__DO THIS__. Copy all lines below containing "title".

======

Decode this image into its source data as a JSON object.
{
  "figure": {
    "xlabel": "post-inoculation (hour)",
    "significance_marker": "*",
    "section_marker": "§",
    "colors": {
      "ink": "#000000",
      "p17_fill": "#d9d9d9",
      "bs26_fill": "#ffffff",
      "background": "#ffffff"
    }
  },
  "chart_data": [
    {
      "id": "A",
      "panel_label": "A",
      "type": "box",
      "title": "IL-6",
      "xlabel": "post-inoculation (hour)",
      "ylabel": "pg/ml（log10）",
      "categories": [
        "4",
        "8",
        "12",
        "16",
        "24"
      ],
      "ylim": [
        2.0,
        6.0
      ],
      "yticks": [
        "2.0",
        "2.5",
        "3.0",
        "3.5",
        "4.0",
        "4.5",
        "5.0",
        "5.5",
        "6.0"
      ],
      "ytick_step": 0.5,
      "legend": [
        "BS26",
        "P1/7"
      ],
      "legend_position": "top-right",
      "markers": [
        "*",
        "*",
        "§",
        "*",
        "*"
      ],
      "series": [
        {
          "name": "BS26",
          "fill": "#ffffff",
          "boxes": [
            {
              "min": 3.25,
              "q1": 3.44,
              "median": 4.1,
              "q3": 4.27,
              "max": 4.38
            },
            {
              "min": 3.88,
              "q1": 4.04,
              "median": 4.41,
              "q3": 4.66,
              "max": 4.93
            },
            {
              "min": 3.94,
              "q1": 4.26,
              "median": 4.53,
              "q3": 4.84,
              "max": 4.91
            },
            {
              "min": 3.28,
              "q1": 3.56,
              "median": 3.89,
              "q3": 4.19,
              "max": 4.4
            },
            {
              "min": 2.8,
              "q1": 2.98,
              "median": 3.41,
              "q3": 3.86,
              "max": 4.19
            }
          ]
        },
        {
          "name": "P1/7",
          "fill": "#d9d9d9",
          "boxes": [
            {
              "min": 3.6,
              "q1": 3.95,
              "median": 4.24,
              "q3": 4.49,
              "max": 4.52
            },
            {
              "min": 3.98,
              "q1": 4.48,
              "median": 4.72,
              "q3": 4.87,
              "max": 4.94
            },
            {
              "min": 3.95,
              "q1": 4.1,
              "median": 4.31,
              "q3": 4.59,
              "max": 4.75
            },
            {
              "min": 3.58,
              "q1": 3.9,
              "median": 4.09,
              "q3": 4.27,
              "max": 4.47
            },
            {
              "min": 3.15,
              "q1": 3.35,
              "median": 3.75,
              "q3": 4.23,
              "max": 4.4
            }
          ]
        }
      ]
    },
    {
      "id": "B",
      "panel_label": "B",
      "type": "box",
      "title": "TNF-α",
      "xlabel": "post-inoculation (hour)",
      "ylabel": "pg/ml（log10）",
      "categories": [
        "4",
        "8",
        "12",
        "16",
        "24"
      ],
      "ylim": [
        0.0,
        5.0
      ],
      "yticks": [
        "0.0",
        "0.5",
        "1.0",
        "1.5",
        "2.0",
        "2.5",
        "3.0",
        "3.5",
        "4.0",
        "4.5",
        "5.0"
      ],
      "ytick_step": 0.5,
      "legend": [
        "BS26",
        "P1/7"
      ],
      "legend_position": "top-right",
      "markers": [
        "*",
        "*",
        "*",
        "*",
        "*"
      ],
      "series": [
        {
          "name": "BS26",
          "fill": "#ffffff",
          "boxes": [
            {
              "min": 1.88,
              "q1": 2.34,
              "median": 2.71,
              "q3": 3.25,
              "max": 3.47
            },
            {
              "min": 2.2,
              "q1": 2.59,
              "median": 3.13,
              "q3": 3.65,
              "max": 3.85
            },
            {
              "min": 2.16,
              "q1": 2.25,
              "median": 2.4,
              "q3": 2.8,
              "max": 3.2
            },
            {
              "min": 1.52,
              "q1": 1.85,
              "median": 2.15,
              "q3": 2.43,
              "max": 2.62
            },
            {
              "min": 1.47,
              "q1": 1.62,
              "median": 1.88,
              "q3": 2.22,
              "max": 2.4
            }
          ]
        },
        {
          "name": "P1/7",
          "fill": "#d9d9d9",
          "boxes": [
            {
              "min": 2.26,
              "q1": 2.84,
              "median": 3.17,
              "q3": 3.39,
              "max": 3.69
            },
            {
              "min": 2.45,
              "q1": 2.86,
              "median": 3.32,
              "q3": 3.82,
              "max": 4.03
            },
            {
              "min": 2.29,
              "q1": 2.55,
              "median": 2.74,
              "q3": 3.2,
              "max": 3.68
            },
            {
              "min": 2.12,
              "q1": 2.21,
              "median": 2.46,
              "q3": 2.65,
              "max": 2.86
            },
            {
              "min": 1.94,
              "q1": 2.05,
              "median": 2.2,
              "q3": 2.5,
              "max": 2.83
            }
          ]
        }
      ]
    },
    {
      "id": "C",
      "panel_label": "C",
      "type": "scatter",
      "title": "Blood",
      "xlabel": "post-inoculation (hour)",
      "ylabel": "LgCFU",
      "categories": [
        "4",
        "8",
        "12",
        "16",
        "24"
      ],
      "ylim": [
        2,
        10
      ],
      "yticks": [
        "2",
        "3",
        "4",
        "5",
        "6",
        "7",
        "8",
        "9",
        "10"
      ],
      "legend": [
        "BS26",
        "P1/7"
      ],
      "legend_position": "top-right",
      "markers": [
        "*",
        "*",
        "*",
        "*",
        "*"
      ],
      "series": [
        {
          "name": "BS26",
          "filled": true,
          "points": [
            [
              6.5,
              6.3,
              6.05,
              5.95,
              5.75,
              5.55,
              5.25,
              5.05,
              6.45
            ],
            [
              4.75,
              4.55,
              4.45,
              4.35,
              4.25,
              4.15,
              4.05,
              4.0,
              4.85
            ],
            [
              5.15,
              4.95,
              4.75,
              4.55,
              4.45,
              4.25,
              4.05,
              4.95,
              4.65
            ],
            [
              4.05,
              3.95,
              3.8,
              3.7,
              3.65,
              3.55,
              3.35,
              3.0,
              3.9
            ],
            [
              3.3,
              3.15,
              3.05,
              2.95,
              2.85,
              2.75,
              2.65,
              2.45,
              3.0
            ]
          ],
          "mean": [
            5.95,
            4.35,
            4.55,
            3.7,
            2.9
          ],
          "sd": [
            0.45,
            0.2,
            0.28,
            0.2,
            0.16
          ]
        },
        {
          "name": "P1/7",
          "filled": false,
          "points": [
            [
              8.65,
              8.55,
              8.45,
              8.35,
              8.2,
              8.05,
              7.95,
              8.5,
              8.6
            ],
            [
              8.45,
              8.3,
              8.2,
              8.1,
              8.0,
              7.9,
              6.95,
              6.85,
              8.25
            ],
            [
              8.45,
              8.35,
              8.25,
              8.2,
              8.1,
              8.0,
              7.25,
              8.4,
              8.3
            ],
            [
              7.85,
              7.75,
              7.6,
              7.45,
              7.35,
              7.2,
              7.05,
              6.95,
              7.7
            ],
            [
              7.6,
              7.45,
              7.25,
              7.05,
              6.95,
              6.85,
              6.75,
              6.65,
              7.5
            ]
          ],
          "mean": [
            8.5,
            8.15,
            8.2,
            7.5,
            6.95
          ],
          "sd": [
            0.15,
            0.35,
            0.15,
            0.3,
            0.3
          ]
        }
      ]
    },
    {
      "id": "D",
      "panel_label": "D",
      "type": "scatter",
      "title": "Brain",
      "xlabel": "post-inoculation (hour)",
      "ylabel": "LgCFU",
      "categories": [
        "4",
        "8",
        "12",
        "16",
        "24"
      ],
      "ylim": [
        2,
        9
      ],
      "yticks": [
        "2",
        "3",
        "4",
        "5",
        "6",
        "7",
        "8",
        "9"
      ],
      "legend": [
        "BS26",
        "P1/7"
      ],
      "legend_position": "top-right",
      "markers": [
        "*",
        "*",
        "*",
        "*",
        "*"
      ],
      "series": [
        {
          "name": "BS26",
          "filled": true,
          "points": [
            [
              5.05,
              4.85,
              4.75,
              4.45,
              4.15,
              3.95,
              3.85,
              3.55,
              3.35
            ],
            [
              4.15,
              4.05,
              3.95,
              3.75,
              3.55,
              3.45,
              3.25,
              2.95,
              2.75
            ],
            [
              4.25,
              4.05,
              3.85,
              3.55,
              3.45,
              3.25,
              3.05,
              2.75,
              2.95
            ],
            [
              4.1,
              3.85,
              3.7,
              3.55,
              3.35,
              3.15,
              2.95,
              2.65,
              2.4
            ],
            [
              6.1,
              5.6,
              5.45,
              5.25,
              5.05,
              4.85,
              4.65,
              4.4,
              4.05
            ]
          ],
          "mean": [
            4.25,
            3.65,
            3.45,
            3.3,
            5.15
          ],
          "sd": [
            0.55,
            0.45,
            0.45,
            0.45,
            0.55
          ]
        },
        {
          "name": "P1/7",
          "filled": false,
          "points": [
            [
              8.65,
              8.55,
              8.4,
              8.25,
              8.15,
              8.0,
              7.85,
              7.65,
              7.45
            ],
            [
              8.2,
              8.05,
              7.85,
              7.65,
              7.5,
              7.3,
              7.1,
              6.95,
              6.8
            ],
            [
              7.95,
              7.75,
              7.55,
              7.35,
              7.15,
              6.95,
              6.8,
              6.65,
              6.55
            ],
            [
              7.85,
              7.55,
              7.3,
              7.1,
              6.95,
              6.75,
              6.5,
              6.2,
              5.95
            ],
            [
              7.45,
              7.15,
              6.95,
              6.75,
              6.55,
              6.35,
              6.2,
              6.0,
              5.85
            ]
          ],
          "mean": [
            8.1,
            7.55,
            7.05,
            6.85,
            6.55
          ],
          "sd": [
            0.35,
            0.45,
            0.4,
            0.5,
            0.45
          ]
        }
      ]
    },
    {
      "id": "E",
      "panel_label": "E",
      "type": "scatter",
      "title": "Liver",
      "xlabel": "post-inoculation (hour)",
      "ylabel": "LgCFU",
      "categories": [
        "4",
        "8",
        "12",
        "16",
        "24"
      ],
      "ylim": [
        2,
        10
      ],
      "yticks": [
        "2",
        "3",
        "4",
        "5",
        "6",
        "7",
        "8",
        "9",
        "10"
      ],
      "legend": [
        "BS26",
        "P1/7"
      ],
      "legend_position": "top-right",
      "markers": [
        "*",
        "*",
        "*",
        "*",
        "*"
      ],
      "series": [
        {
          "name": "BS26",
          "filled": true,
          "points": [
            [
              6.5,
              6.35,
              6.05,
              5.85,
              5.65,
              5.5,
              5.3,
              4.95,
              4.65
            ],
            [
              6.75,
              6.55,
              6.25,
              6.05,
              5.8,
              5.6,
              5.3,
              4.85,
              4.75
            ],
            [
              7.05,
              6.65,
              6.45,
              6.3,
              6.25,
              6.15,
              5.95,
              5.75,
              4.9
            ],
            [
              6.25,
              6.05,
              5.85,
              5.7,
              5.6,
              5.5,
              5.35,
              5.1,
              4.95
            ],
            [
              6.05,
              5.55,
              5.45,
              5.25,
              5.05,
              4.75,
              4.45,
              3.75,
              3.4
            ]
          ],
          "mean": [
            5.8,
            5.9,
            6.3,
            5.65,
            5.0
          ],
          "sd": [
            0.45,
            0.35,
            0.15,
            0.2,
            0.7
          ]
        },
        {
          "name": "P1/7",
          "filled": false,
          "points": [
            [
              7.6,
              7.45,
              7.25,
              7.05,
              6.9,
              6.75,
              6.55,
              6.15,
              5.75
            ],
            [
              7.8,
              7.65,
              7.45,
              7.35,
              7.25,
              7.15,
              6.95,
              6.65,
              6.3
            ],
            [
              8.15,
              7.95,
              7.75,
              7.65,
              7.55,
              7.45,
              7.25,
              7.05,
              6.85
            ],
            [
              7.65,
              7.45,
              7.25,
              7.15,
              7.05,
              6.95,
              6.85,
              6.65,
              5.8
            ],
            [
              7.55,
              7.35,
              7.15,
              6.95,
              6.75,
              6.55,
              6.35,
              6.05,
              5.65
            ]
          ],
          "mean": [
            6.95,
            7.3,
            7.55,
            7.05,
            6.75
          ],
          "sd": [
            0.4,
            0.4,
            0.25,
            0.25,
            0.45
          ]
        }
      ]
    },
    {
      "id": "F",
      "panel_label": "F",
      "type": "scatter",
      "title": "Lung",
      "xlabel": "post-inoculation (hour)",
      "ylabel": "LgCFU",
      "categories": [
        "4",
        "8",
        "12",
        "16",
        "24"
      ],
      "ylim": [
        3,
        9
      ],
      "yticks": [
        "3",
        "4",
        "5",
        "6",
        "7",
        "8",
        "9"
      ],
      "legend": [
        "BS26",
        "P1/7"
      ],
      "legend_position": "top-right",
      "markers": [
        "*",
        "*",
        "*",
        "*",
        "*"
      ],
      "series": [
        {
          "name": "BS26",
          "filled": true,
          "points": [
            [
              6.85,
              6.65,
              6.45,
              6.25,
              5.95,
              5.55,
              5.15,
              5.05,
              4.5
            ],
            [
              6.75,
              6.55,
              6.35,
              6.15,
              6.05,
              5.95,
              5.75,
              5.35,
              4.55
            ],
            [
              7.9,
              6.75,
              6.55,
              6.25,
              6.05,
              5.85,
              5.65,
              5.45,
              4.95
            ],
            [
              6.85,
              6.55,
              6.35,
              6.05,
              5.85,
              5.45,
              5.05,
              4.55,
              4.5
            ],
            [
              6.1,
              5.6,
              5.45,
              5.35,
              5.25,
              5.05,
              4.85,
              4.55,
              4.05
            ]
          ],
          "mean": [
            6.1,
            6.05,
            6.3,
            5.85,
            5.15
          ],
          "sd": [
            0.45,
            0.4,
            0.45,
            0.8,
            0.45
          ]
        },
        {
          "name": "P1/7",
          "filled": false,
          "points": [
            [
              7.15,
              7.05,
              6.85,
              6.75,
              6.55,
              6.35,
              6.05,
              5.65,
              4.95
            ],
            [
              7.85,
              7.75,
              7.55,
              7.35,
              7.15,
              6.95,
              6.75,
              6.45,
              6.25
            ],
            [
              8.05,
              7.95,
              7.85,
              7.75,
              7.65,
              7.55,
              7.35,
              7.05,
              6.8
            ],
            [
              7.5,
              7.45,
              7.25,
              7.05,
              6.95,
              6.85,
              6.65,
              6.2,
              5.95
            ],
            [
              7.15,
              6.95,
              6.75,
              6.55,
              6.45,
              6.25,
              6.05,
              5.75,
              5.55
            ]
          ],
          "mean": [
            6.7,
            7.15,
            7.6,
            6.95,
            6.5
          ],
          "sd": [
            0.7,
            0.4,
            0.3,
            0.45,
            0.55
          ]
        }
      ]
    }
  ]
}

======

__TASK ANSWER__.
      "title": "IL-6",
      "title": "TNF-α",
      "title": "Blood",
      "title": "Brain",
      "title": "Liver",
      "title": "Lung",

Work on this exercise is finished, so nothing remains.